• [EXERCISE BRIEF] Write out the material again exactly, please, and omit the pictures.
--- Start of RECORDS ---
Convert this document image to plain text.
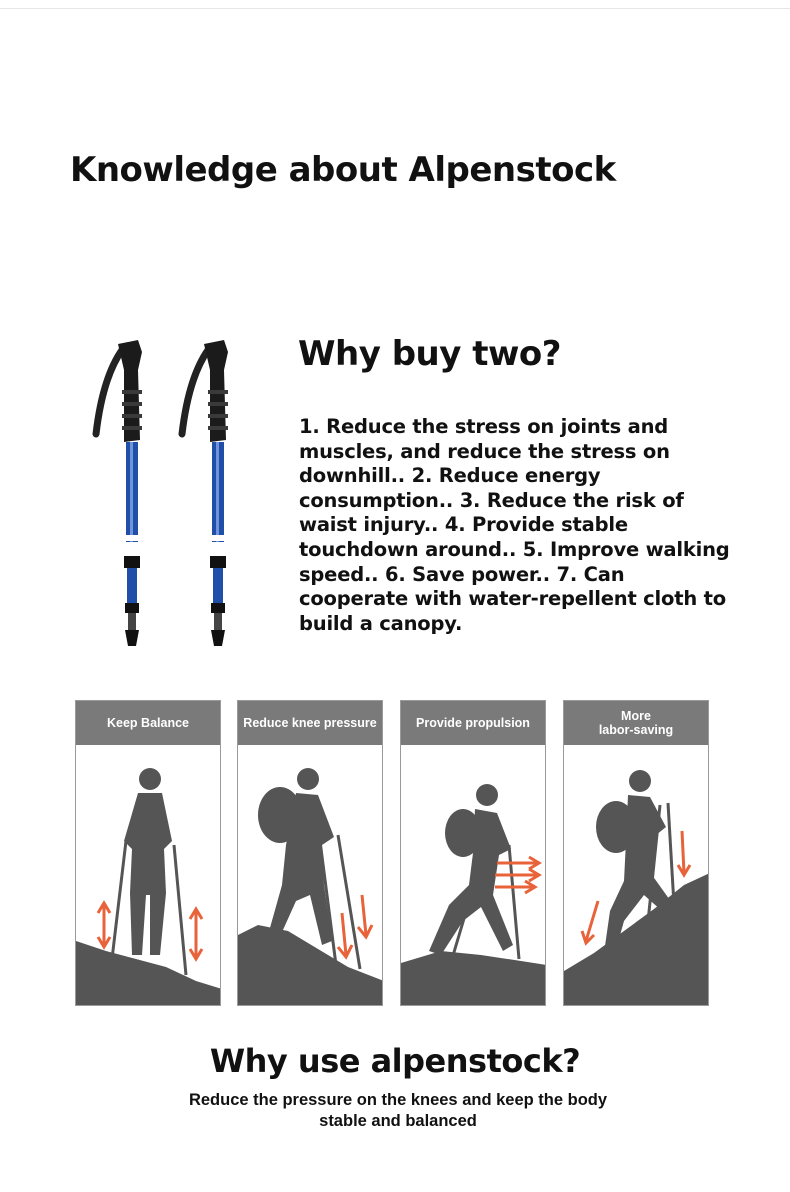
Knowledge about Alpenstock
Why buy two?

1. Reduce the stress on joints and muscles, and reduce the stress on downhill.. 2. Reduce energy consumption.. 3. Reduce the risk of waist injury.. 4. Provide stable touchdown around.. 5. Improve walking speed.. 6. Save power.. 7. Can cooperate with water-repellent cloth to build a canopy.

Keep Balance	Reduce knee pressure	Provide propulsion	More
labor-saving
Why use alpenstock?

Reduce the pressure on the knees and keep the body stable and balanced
--- End of RECORDS ---
• [COMPLETED EXERCISE]
Convert this document image to plain text.
Knowledge about Alpenstock
Why buy two?

1. Reduce the stress on joints and muscles, and reduce the stress on downhill.. 2. Reduce energy consumption.. 3. Reduce the risk of waist injury.. 4. Provide stable touchdown around.. 5. Improve walking speed.. 6. Save power.. 7. Can cooperate with water-repellent cloth to build a canopy.

Keep Balance	Reduce knee pressure	Provide propulsion	More
labor-saving
Why use alpenstock?

Reduce the pressure on the knees and keep the body stable and balanced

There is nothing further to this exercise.